## Input for this task
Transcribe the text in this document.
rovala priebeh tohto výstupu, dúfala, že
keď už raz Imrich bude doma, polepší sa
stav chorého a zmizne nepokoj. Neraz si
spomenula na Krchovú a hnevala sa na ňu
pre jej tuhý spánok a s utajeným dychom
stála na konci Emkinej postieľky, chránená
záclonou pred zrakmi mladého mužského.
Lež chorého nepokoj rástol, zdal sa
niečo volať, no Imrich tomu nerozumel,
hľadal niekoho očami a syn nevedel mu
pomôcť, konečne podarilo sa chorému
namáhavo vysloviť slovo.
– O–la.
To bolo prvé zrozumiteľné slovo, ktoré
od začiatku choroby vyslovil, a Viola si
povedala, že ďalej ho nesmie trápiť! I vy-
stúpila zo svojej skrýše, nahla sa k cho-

* * *

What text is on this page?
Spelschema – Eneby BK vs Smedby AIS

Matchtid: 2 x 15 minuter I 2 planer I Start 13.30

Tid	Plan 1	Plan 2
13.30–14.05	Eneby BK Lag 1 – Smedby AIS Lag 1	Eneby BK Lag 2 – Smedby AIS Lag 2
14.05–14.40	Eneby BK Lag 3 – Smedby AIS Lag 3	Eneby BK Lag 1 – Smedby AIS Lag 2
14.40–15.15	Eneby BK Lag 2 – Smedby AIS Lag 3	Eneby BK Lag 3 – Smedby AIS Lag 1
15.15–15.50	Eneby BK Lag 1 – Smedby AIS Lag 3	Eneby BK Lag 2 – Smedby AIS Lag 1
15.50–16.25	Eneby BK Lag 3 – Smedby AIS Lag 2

==

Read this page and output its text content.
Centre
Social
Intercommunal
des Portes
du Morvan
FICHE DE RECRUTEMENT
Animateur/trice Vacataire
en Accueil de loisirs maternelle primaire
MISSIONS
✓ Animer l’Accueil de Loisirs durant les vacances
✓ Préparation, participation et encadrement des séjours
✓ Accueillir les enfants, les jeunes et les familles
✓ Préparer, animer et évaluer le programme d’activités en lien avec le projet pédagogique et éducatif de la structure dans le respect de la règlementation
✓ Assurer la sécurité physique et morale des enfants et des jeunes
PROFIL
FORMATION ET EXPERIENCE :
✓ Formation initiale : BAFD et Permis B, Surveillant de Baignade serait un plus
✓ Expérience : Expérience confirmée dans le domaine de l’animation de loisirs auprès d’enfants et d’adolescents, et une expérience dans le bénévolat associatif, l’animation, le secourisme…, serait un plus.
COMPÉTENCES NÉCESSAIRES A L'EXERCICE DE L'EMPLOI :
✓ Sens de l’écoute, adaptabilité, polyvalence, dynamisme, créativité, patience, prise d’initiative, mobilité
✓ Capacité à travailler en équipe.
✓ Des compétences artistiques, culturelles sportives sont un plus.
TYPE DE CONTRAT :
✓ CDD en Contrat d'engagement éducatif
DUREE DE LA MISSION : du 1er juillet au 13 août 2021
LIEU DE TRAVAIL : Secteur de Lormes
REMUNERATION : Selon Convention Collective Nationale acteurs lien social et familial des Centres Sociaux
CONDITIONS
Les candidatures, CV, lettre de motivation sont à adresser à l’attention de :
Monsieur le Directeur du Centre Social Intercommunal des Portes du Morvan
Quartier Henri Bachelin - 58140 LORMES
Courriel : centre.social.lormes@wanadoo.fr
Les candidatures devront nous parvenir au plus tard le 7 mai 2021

## Challenge
From the records, copy every line that has the string "enfants" in it.

## Answer
✓ Accueillir les enfants, les jeunes et les familles
✓ Assurer la sécurité physique et morale des enfants et des jeunes
✓ Expérience : Expérience confirmée dans le domaine de l’animation de loisirs auprès d’enfants et d’adolescents, et une expérience dans le bénévolat associatif, l’animation, le secourisme…, serait un plus.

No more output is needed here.